**Page excerpt:**
Those who are following the great sequestration drama might get the impression that, while this kind of federal budget management is not ideal, at least something will be done to begin to straighten out Washington’s mess.  Actually, this is far from the truth.  The 2013 budget still spends more than last year’s; there are no reforms to entitlement programs which will eventually bankrupt our kids; and the military will continue to bear the brunt of budget cuts, even as the world becomes increasingly dangerous.

The sequester is not a management idea at all, and the president is trying very hard to forget that he suggested it.  (I do not believe, however, that Republicans will ultimately win many points by relying simply on reminding folks whose idea this was, since they agreed to it.)  Sequestration is a political threat, and was never meant to be any kind of serious budgetary process, as has been pointed out by nearly everyone who has written seriously on the subject.  It’s not supposed to happen. There is a widely held view that one should never take a hostage unless prepared to sacrifice him, but widely held views do not always matter much on the northeast bank of the Potomac.

In the main, the only actual budget-cutting done by modern presidents is to the U.S. Armed Services, and this round is no exception.  Everything else is a reduction of a proposed increase.  That’s exactly how Bill Clinton and the Republican Congress balanced the budget – actual cuts to the military and hold the line on everything else. There is a formal assessment of military spending every four years, which sets out priorities and funding.  This at least provides a measuring tool and guidelines.  This administration had already cut that back with a new “strategic guidance” within the first year, so the budget numbers were headed downward before this latest Washington stork dance.

**What you will do:**
Pick up the piece on the budget sequester and military spending right after its last sentence and keep it going in the same voice.

**Dataset:**
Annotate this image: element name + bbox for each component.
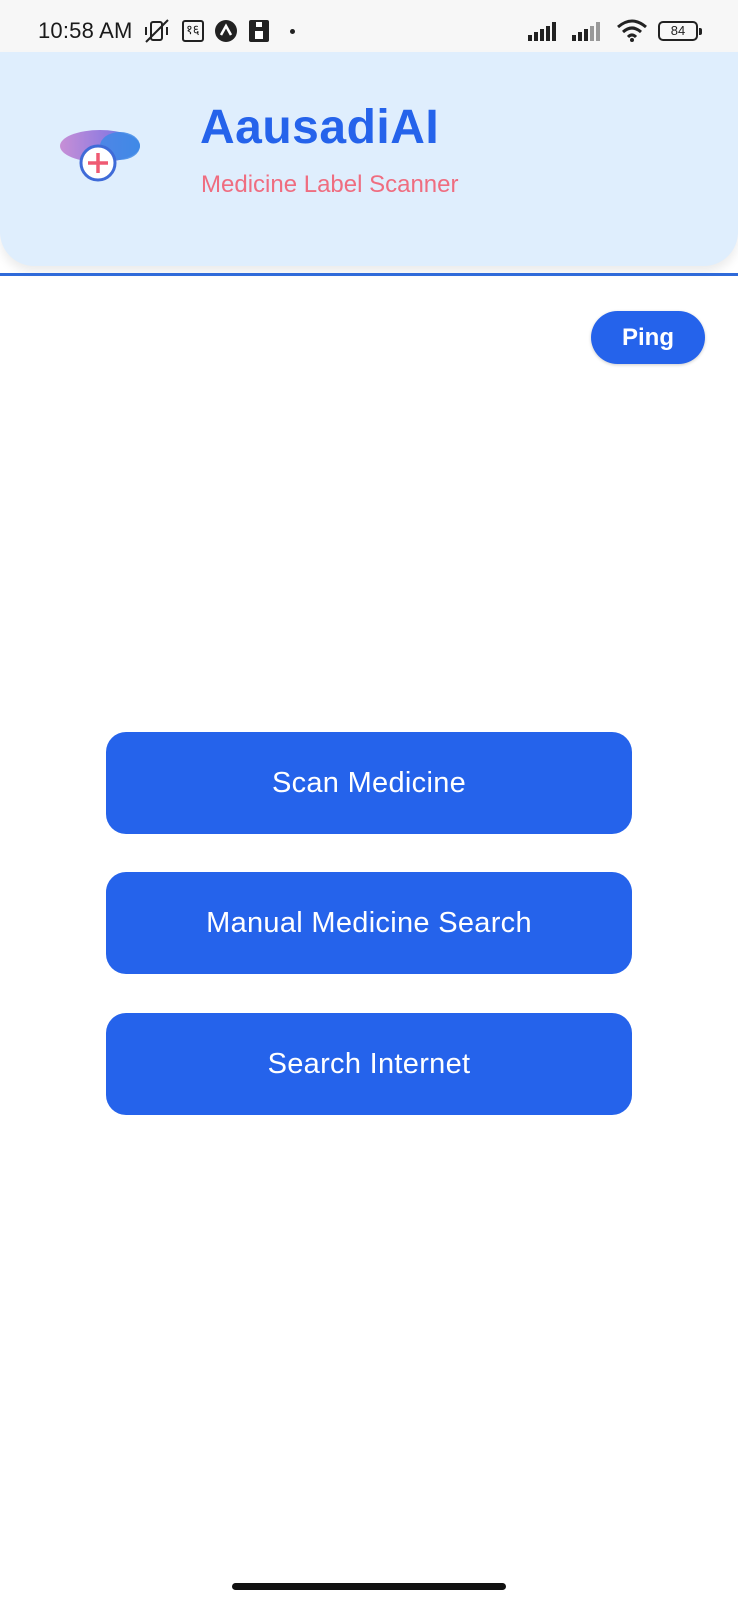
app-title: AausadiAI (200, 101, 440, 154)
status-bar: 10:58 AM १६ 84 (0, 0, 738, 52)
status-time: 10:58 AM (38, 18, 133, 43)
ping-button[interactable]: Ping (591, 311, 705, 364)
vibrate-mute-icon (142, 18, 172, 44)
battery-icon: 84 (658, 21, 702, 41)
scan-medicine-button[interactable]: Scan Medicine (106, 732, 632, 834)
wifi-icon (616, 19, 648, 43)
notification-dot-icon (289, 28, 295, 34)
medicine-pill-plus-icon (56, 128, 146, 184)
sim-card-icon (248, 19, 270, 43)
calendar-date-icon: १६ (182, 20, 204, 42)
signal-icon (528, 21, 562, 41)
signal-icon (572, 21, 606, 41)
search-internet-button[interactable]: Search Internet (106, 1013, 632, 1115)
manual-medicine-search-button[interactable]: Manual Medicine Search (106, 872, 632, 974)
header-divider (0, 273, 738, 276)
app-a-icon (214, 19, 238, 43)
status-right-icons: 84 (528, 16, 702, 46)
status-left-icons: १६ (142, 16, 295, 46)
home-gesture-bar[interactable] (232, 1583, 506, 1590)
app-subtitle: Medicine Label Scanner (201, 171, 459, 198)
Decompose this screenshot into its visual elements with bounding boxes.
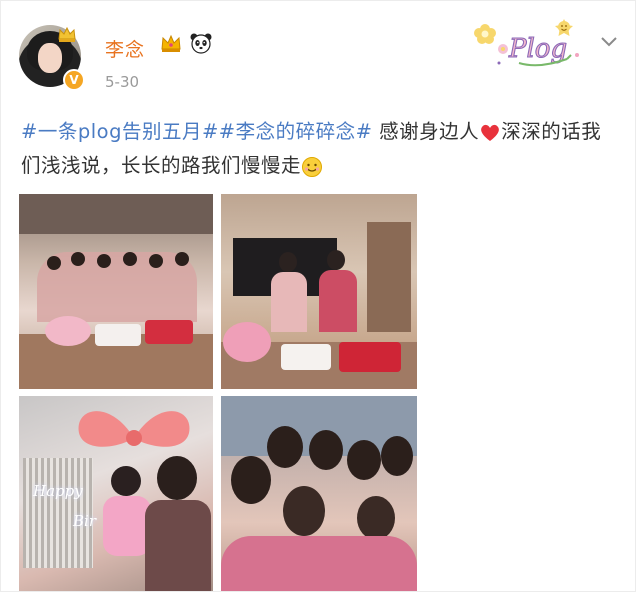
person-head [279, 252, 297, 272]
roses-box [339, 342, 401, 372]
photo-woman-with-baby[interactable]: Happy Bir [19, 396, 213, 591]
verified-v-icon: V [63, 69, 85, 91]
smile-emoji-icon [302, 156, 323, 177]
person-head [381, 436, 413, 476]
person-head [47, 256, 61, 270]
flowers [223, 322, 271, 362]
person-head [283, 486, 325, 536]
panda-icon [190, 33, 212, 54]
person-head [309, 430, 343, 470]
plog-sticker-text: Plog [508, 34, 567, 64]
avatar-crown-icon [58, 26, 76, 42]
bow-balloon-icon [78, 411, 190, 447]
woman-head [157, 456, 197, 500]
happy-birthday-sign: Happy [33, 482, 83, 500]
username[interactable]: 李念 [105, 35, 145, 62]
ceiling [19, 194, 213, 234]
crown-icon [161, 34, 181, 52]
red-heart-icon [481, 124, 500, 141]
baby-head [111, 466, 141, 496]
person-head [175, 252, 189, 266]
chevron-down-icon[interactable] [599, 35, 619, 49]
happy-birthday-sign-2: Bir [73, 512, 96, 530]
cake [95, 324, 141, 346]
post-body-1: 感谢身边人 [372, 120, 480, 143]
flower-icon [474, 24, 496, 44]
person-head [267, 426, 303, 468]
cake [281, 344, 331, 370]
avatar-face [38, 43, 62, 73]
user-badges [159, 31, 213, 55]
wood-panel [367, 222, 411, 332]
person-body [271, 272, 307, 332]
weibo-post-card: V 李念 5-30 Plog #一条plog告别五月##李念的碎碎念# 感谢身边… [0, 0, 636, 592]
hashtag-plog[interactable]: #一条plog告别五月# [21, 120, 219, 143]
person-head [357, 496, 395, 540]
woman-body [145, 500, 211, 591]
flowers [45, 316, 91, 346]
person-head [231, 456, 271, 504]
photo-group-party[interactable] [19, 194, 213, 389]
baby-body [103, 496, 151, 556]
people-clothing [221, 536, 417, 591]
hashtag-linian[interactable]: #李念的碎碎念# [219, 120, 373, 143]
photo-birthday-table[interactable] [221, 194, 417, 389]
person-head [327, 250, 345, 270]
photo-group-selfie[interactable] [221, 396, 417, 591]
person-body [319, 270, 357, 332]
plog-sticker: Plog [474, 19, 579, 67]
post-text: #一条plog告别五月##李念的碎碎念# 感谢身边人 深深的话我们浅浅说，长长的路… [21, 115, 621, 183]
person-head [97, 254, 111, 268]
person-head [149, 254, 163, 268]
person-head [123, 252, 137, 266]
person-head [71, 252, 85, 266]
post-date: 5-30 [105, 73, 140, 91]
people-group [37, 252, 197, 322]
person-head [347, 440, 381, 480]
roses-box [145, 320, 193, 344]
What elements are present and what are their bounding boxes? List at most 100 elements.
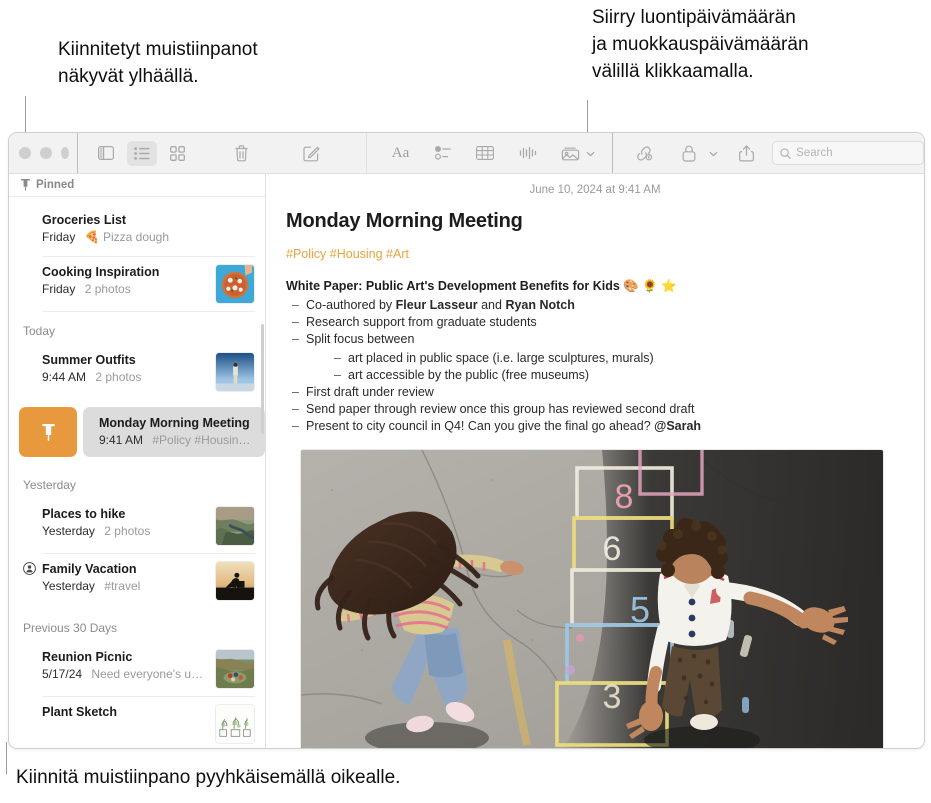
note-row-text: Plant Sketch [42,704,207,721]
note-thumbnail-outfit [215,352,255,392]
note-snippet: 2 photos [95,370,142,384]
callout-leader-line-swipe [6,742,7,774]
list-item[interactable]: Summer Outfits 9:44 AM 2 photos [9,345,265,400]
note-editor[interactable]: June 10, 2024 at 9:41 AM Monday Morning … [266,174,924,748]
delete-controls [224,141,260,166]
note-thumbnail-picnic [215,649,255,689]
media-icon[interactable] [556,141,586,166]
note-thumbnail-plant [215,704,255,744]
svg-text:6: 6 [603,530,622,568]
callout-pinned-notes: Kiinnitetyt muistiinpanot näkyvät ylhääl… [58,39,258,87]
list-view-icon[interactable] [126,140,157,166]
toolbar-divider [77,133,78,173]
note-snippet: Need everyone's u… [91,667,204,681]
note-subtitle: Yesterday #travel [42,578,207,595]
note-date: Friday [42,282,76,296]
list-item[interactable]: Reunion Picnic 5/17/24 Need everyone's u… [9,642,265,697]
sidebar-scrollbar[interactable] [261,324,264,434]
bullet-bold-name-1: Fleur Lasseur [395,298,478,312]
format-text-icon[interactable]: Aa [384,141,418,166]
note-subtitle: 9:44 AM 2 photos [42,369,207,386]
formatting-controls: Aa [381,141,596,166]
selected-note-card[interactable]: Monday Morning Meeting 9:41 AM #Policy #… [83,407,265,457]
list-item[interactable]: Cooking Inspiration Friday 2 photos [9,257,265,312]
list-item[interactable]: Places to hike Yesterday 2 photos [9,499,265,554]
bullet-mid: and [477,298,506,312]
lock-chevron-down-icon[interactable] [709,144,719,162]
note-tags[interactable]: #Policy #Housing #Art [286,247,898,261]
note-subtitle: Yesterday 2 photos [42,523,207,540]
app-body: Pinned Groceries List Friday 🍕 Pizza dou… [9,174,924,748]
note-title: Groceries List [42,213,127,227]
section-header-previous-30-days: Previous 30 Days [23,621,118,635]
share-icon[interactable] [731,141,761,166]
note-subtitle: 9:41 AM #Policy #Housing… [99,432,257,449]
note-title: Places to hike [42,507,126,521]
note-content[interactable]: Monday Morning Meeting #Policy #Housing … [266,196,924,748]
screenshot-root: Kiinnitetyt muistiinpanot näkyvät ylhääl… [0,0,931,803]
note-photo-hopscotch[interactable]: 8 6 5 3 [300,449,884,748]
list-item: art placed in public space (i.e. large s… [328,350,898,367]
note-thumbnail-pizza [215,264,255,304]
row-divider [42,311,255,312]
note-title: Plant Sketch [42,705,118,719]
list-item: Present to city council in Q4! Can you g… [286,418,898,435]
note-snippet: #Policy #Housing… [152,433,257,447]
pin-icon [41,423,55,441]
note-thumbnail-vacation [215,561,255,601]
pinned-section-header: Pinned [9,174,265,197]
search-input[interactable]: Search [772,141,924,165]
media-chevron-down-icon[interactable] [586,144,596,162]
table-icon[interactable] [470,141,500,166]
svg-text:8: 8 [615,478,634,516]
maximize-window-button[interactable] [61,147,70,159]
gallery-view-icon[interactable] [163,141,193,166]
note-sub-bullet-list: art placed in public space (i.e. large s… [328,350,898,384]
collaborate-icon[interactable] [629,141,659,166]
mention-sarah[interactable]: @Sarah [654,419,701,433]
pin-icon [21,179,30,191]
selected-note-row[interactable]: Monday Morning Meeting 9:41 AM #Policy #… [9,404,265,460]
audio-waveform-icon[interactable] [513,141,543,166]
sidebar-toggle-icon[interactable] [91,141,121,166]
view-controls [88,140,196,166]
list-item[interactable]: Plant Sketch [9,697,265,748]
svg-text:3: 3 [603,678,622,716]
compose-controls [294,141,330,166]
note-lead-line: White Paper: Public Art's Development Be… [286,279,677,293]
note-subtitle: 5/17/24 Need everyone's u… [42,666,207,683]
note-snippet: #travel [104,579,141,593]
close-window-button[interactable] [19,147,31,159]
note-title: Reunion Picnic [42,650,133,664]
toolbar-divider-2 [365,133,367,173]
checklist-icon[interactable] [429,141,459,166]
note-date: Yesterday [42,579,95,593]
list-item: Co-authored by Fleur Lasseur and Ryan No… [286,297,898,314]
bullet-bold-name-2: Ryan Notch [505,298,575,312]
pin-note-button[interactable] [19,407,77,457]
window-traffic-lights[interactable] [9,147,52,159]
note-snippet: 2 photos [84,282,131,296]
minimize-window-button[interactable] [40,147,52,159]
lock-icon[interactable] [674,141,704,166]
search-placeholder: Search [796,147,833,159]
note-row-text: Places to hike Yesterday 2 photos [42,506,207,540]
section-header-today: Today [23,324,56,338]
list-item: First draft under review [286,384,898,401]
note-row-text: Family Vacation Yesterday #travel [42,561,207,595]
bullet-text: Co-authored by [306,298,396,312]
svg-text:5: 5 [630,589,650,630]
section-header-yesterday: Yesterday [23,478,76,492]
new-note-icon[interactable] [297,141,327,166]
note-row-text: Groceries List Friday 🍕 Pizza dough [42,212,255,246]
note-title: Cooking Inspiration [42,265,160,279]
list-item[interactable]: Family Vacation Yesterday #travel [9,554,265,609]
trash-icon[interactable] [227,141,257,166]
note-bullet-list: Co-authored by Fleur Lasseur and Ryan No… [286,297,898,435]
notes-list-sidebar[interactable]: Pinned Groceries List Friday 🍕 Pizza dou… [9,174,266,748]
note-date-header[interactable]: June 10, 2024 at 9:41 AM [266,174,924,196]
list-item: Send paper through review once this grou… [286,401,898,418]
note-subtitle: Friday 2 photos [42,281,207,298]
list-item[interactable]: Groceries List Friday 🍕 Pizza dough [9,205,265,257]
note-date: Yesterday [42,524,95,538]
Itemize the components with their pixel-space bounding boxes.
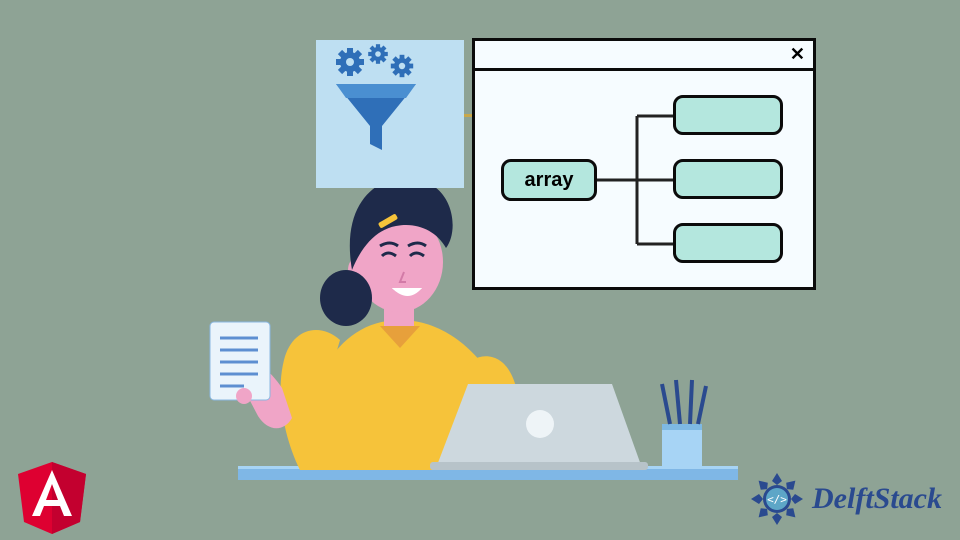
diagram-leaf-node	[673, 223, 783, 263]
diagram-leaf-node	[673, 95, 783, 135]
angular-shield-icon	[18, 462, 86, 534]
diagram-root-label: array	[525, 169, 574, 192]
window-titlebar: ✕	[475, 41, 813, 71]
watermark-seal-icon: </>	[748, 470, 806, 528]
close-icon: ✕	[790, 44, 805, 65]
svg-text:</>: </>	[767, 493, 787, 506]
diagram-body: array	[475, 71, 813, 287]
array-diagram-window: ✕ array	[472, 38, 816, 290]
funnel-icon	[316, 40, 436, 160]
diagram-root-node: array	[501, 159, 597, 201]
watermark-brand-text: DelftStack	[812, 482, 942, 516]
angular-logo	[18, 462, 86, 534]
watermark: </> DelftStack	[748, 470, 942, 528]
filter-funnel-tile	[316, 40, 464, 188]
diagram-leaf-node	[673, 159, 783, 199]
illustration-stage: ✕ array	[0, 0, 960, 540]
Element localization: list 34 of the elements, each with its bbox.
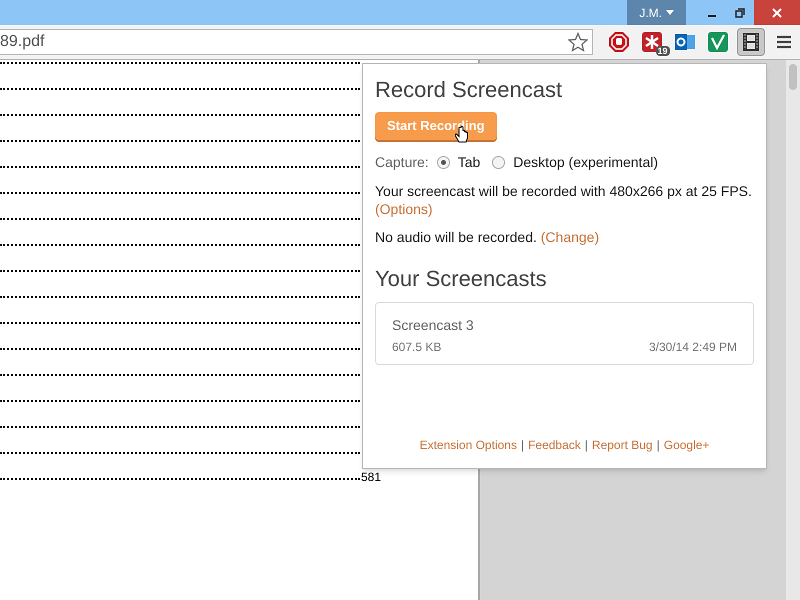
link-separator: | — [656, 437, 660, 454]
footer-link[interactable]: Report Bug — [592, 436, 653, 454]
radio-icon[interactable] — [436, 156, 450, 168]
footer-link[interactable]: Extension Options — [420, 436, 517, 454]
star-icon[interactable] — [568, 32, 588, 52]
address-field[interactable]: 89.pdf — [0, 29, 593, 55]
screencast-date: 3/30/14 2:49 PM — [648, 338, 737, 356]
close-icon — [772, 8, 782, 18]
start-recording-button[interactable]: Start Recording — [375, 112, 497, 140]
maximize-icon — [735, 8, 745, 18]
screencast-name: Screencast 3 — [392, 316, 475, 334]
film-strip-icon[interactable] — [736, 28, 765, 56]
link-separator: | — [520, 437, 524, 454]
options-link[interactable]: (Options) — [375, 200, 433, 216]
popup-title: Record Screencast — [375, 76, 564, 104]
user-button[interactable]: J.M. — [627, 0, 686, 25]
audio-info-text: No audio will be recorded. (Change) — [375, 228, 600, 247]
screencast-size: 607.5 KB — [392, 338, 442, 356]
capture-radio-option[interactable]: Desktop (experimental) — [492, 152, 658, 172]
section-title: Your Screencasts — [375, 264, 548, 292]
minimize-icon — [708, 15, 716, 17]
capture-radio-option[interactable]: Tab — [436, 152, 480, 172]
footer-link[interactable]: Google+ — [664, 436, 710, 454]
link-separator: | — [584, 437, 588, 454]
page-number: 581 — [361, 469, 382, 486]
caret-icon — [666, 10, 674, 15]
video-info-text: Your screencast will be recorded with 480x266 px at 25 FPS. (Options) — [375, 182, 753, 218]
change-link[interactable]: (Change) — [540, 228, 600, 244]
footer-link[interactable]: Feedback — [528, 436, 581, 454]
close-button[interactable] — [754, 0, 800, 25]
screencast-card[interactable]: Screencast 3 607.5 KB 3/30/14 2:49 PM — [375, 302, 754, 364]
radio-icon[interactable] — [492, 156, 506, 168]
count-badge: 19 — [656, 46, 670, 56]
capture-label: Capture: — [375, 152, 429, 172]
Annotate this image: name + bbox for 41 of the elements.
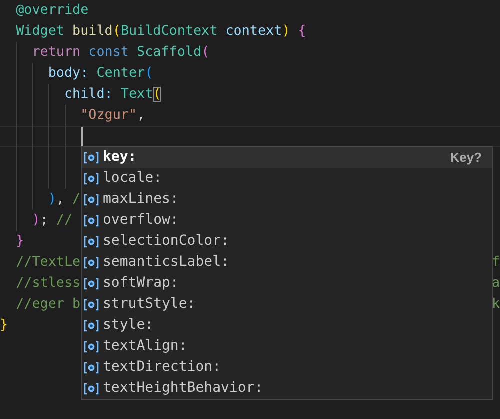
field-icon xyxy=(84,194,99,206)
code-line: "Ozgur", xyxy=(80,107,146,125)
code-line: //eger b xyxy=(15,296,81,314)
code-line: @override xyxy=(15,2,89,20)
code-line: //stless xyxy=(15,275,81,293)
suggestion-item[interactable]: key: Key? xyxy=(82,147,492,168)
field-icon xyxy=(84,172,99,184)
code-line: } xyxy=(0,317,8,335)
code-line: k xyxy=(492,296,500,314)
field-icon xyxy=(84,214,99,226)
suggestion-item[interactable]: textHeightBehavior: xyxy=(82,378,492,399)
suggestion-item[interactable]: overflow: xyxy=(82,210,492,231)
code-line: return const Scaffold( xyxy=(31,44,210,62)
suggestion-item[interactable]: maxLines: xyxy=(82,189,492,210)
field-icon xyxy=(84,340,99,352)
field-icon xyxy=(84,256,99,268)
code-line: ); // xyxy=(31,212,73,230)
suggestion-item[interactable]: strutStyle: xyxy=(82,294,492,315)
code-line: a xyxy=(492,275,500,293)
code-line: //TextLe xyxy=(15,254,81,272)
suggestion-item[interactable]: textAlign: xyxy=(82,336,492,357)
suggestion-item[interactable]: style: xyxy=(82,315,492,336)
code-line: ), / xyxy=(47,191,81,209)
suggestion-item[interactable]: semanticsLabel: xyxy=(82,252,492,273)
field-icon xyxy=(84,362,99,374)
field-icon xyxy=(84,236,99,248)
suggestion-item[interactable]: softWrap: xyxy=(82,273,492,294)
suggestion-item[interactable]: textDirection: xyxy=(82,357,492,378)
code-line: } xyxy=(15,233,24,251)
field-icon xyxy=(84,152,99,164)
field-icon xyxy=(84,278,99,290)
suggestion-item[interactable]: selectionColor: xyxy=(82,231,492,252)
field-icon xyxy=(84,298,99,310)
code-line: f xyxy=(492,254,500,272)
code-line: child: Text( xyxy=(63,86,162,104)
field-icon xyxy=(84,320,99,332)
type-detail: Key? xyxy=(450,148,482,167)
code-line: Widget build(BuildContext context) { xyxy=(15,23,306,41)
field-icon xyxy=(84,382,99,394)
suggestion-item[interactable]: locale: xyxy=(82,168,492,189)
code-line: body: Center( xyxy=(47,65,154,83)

**Reply:**
Of course there is wasted taxpayer money in the military, just like all bureaucratic operations, including the private sector, but sequestration virtually guarantees more of our money will be poorly spent because of its inflexibility. The sequestration process is a flat percentage in every account. If the Navy, for instance, was going to build five modern ships, you would imagine that the adjustment would be to just build four.  But the federal law says they have to build 13% (this year) less of each one of the five.

The budget reductions in total for this year, $44 billion according to the Congressional Budget Office, are only about a quarter of what we spent to bail out AIG. This amount does not seem very threatening to our overall security, but since you can’t cut payroll except on the civilian side, the reductions mostly impact training and modernization.  We have Air Force pilots today flying the same planes their fathers flew a generation ago.

Local school systems are smart enough to retain the flexibility to threaten band, football and musical theatre productions if they don’t get the money they ask for. The best the feds can come up with is to furlough some air traffic controllers, and hope that the resultant delays anger enough people to push the Republicans to cave in again.

The cognoscenti already know that the deal struck at New Year’s producing additional taxes on high earners, the American Taxpayer Relief Act of 2012, was spent within a couple of weeks on Hurricane Sandy relief. I keep coming back to the same irony.  The more evasion of responsibility and bad decisions we see from the seat of government, the more power they seek to fix things.

A bad bargain, in my estimation.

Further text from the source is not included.